** START Data for processing **

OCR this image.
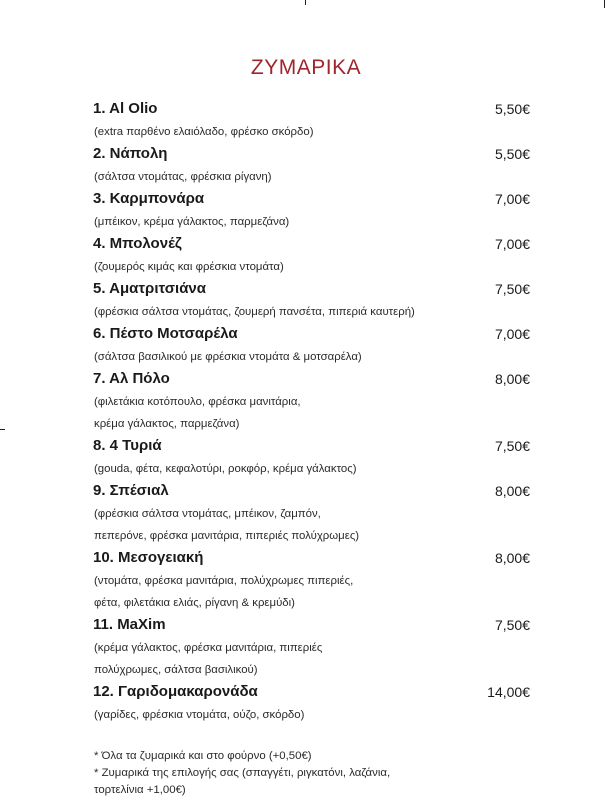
ΖΥΜΑΡΙΚΑ
1. Al Olio	5,50€
(extra παρθένο ελαιόλαδο, φρέσκο σκόρδο)
2. Νάπολη	5,50€
(σάλτσα ντομάτας, φρέσκια ρίγανη)
3. Καρμπονάρα	7,00€
(μπέικον, κρέμα γάλακτος, παρμεζάνα)
4. Μπολονέζ	7,00€
(ζουμερός κιμάς και φρέσκια ντομάτα)
5. Αματριτσιάνα	7,50€
(φρέσκια σάλτσα ντομάτας, ζουμερή πανσέτα, πιπεριά καυτερή)
6. Πέστο Μοτσαρέλα	7,00€
(σάλτσα βασιλικού με φρέσκια ντομάτα & μοτσαρέλα)
7. Αλ Πόλο	8,00€
(φιλετάκια κοτόπουλο, φρέσκα μανιτάρια,
κρέμα γάλακτος, παρμεζάνα)
8. 4 Τυριά	7,50€
(gouda, φέτα, κεφαλοτύρι, ροκφόρ, κρέμα γάλακτος)
9. Σπέσιαλ	8,00€
(φρέσκια σάλτσα ντομάτας, μπέικον, ζαμπόν,
πεπερόνε, φρέσκα μανιτάρια, πιπεριές πολύχρωμες)
10. Μεσογειακή	8,00€
(ντομάτα, φρέσκα μανιτάρια, πολύχρωμες πιπεριές,
φέτα, φιλετάκια ελιάς, ρίγανη & κρεμύδι)
11. MaXim	7,50€
(κρέμα γάλακτος, φρέσκα μανιτάρια, πιπεριές
πολύχρωμες, σάλτσα βασιλικού)
12. Γαριδομακαρονάδα	14,00€
(γαρίδες, φρέσκια ντομάτα, ούζο, σκόρδο)
* Όλα τα ζυμαρικά και στο φούρνο (+0,50€)
* Ζυμαρικά της επιλογής σας (σπαγγέτι, ριγκατόνι, λαζάνια,
τορτελίνια +1,00€)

** END Data for processing **

* **Exercise brief**
Search the listing for the word "μπέικον" and return each line that holds it.

* **Answer to the problem**
(μπέικον, κρέμα γάλακτος, παρμεζάνα)
(φρέσκια σάλτσα ντομάτας, μπέικον, ζαμπόν,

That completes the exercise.